■ PASSAGE PROVIDED ■
*** Block opens ***

A brand must be a standout performer for customer satisfaction to receive a People’s Choice award.
BNZ chief executive Angela Mentis says: “Becoming the first back-to-back winner of the KiwiSaver People’s Choice award is a real testament to the hard work we do at BNZ to help New Zealanders be good with money. KiwiSaver is such an important element of how we plan for our retirements in this country – but it’s also become a way for people to save towards a first home. We are proud to be a first choice for New Zealanders making savvy decisions that help them achieve their financial goals.”
“This year we’ve been talking to our KiwiSaver customers about the importance of making an active choice of fund type so they are more likely to choose an option that suits their stage of life and their future plans. I encourage all New Zealanders to take an enthusiastic interest in how your money is invested to ensure it’s working as hard for you as possible.”

*** Block closes ***

■ REQUIREMENT A ■
Answer these questions using the passage about BNZ's KiwiSaver award:
(i) What must a brand be to receive a People's Choice award?
(ii) What position does Angela Mentis hold?
(iii) What has BNZ been talking to its KiwiSaver customers about this year?
■ REQUIREMENT B ■
List every distinct proper name (of a person, organization, scheme, award, or people) that appears in the passage about BNZ's KiwiSaver award.

■ DATA SHOWN ■
*** Block opens ***

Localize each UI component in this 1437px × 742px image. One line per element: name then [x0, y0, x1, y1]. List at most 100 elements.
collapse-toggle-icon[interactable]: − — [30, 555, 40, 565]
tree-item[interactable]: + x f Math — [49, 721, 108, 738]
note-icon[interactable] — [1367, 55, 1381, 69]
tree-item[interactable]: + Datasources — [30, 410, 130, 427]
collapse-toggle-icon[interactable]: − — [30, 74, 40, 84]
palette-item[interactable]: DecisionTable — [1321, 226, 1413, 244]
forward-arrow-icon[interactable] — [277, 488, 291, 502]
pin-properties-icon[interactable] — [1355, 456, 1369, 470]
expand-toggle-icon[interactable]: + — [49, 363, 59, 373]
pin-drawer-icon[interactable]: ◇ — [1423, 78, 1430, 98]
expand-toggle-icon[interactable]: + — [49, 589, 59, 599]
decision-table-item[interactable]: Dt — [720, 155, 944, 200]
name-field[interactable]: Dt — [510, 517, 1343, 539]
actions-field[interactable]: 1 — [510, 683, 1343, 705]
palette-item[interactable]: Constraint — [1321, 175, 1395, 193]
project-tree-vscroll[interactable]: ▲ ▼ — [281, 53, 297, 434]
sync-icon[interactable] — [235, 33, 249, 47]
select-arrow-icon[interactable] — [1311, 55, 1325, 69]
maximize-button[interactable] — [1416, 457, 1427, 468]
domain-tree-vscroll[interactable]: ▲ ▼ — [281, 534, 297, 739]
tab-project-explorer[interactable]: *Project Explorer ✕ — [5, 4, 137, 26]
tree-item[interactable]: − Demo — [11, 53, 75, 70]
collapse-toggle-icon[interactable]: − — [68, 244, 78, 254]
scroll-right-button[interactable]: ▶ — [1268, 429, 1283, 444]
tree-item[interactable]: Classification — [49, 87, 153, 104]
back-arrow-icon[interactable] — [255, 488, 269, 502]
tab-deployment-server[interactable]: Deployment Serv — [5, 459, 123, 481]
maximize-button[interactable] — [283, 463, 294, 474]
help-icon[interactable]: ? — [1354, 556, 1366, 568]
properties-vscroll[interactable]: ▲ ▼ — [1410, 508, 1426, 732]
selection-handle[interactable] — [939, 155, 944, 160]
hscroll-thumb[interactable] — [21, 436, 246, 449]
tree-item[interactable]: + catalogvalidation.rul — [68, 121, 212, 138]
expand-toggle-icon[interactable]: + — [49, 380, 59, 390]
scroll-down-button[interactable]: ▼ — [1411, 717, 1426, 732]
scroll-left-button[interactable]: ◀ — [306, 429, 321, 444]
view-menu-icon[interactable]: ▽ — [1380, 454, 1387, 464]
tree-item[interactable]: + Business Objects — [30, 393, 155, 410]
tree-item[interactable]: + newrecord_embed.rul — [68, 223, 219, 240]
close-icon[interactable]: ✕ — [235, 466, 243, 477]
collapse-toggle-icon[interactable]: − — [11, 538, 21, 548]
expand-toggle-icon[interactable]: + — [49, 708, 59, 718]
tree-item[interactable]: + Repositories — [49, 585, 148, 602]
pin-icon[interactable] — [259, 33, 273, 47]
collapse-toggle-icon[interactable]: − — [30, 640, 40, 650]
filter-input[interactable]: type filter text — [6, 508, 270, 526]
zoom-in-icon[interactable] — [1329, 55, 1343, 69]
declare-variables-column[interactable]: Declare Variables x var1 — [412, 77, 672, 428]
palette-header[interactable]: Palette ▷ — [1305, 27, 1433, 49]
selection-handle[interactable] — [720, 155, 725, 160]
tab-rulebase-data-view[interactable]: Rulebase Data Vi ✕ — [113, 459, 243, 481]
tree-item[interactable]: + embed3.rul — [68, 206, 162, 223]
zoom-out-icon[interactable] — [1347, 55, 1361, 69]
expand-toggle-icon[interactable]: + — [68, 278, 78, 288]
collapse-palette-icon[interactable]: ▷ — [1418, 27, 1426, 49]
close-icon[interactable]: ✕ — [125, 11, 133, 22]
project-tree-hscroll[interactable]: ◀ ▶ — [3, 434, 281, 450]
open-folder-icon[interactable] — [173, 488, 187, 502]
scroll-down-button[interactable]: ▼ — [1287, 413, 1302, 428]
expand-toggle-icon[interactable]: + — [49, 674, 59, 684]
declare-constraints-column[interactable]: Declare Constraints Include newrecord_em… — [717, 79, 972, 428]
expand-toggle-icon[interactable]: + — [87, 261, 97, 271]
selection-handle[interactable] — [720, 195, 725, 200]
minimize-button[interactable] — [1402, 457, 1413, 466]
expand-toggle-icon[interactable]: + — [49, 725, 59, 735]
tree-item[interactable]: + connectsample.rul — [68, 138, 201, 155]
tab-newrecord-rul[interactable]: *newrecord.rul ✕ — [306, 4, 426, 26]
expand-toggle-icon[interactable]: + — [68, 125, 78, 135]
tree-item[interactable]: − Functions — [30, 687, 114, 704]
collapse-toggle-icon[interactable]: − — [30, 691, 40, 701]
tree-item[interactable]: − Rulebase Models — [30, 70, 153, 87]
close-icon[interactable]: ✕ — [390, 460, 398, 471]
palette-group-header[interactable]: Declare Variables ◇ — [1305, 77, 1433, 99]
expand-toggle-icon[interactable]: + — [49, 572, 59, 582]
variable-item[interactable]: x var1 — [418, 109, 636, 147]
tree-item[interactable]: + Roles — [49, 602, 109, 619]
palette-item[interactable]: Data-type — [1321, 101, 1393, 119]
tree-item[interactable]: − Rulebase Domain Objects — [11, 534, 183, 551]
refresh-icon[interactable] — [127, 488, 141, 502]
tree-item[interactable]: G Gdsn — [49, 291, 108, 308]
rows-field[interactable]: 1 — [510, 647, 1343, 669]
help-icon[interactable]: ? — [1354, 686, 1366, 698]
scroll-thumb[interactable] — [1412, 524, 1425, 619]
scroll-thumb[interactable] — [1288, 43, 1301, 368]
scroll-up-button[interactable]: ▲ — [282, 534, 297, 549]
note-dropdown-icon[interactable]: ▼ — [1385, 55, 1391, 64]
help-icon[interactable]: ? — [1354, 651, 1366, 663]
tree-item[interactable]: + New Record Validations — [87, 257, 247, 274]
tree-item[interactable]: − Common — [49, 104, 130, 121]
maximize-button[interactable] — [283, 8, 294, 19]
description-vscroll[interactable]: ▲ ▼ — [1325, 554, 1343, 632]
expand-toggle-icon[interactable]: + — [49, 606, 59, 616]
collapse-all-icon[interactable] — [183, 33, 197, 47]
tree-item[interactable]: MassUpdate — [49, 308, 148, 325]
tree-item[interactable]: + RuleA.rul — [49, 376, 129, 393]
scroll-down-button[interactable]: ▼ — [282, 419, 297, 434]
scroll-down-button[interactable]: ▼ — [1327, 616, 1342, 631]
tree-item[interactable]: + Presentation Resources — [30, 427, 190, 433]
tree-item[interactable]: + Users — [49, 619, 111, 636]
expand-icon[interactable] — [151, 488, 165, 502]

*** Block closes ***

■ PROBLEM SOLUTION A ■
(i) A standout performer for customer satisfaction.
(ii) Chief executive of BNZ.
(iii) The importance of making an active choice of fund type.

■ PROBLEM SOLUTION B ■
People's Choice
BNZ
Angela Mentis
KiwiSaver
New Zealanders